Fragmento seleccionado:
------
El primer paso hacia la gloria

En 1978 Argentina arrancó perdiendo contra la dura Hungría, pero lo dio vuelta (2 a 1) con un gol de Luque, una genialidad de Alonso y otro tanto de Bertoni.

El Seleccionado Nacional de 1978 tuvo un arranque complicado en el torneo internacional más prestigioso a nivel mundial. Los dirigidos por César Luis Menotti derrotaron a Hungría por 2-1 en un Estadio Monumental repleto. El encuentro se disputó el viernes 2 de junio y el encargado de impartir justicia fue el portugués Antonio Garrido.

Un once inicial dirigido técnicamente por el Flaco Menotti que supo pisar fuerte en Núñez y quedar en la memoria de todo el pueblo argentino. El 4-3-3 fue la táctica estrella de aquella Copa del Mundo. Al arco, el Pato Fillol. Abajo estaban Olguín, Galván, Pasassarella y Tarantini. Un cuarteto defensivo confiable. En el mediocampo, Ardiles, el Tolo Gallego y Valencia. Arriba estaban los tres fantásticos, una delantera letal: Houseman, Luque y el Matador Kempes. Comúnmente podían ingresar Bertoni u Ortíz para acompañar al recordado Leopoldo Jacinto.

El once inicial húngaro tuvo a Sandor Gujdar; Peter Torok, Istvan Kocsis, Jozsef Toth y Zoltan Kereki; Sandor Zombori, Tibor Nyilasi y Sandor Pinter; Karoly Csapo, Laszlo Nagy y Andras Torocsik, dirigidos técnicamente por Lajos Baroti, uno de los mejores entrenadores de la época.

Garrido se llevó el silbato a la boca y comenzó el Mundial para Argentina. Con más de 70 mil personas arrancó la ilusión. Afuera, a metros del estadio, la Dictadura torturaba gente; adentro había mucha ilusión por el fútbol e ignorancia por eso que ocurría en las calles.

Argentina no comenzó el partido de la mejor manera. A los 9´ llegó la apertura del marcador para los compatriotas de Ferenc Puskas. Sandor Zombori probó con un remate cruzado a media altura, el Pato voló, pero dejó un rebote. Karoly Csapo fue el encargado de aprovecharlo y empujar la pelota abajo del arco. Argentina 0, Hungría 1.
------
Listado proporcionado:
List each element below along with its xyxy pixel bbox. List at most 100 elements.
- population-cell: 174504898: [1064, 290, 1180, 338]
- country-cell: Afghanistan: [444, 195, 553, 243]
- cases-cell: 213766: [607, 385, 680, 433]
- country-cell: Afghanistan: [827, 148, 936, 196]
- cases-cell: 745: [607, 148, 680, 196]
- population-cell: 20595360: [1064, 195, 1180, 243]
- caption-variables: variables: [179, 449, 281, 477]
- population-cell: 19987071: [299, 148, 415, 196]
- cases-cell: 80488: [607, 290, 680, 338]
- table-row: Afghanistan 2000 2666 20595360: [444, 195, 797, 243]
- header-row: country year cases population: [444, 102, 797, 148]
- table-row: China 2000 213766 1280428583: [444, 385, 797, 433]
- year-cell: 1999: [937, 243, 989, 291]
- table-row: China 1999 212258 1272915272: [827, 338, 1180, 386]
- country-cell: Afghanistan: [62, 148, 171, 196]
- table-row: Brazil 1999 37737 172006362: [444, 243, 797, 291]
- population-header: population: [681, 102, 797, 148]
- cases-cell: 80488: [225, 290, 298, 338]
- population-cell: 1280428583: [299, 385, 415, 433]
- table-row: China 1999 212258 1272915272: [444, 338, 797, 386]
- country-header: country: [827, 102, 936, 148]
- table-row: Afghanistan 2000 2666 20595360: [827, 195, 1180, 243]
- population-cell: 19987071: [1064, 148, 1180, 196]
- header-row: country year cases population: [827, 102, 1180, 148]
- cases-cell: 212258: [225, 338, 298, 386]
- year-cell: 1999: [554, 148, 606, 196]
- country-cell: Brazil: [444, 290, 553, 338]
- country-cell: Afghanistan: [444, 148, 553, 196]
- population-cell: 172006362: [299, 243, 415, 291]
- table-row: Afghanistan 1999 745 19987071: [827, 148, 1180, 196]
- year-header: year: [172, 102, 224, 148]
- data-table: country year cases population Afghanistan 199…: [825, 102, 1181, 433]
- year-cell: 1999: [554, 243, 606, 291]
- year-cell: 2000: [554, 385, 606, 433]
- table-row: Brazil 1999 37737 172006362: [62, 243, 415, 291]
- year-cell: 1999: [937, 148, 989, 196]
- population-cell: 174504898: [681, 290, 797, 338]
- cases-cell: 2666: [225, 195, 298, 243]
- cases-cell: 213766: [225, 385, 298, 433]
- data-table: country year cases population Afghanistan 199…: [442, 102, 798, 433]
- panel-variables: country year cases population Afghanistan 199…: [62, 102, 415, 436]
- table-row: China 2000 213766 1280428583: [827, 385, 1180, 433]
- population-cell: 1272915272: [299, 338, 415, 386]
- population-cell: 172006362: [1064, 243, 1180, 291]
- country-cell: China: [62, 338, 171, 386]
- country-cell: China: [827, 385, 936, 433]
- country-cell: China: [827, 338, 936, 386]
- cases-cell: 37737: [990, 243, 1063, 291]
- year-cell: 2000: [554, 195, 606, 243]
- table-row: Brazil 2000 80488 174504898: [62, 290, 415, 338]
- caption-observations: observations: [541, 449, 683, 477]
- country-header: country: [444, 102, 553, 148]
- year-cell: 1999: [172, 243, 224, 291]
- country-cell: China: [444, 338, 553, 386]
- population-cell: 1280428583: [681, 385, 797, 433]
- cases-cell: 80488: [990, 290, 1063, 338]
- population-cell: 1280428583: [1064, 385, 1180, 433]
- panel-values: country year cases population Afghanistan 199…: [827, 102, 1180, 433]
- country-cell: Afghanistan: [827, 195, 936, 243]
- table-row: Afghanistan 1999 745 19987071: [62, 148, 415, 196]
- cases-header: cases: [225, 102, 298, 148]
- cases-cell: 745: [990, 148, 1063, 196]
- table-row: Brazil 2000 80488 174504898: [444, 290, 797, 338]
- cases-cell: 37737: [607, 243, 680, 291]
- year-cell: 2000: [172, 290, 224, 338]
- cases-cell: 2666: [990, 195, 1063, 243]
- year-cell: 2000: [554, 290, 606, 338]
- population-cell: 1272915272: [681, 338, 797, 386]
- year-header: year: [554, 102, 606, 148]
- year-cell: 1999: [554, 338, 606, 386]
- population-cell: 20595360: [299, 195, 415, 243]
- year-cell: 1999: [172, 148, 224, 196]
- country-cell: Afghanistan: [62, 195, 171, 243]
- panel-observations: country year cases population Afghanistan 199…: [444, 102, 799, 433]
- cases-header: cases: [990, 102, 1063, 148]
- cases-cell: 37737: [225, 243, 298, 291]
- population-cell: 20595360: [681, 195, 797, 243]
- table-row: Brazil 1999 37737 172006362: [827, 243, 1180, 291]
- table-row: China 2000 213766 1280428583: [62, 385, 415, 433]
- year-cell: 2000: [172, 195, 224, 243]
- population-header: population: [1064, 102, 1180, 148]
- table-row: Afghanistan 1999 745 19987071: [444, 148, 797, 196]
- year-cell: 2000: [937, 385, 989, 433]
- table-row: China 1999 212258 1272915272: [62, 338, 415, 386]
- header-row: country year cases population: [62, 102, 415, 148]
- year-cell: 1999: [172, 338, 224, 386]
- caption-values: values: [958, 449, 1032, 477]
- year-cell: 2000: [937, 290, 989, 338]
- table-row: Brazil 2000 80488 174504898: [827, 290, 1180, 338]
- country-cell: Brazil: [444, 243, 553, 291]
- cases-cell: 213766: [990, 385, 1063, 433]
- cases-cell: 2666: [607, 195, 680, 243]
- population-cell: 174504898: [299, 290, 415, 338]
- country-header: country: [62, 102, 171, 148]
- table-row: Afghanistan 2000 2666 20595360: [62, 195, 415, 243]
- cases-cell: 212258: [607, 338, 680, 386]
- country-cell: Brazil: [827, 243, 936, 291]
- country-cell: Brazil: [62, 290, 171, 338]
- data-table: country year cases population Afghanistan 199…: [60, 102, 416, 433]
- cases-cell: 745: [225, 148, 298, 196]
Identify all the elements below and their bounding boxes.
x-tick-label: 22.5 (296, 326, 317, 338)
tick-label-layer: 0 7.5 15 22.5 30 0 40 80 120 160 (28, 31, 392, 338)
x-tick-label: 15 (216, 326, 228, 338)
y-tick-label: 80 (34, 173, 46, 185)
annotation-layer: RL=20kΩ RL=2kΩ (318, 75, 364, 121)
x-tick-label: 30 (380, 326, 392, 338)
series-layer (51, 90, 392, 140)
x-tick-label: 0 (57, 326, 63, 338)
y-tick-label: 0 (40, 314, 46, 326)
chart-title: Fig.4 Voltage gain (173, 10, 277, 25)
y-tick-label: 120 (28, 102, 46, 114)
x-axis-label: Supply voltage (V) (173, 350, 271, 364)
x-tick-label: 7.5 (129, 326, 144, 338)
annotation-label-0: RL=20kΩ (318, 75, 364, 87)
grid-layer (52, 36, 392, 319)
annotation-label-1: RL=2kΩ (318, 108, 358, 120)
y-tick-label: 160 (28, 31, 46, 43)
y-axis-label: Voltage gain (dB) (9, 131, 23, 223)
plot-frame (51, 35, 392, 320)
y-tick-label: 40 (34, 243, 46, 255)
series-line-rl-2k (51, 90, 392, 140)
------
Consigna del ejercicio:
Prosigue la crónica del partido entre Argentina y Hungría del Mundial 1978 a partir de su última oración.

Resultado del ejercicio:
A pesar de la tempranera caída, los dirigidos por Menotti supieron mover la pelota en el mediocampo y llegaron a la igualdad de manera rápida. El reloj marcaba 14´ y el conjunto visitante realizó una infracción a Valencia en el borde del área grande. Kempes la pidió y acomodó. A su lado, Ardiles amagaba a pegarle. El Pitón pasó por arriba de la pelota y la tocó sutilmente para su costado. El Matador probó al arco, Gujdar dejó el rebote y Luque lo aprovechó e hizo delirar al público logrando el empate parcial.

Pasaron los minutos y al seleccionado nacional le costaba cada vez más ponerse en ventaja. Con un rival bastante difícil y un juego trabado en ambos equipos, llegó la varita mágica del Flaco desde el banco. Ingresó Daniel Bertoni y salió René Houseman a los 67’. Cuando faltaban 7 minutos para que terminara el partido, el ingresado le dio la victoria a la selección. La acción la inició el Beto Alonso con un taquito magistral. El exjugador del Rojo aprovechó el rebote que dejó el arquero tras el mano a mano de Luque y puso el 2-1. Delirio Monumental; explotaron Núñez y el país. Ganó Argentina. A falta de 2 minutos para que terminara el encuentro, Andras Torocsik y Tibor Nyilasi fueron expulsados en la visita.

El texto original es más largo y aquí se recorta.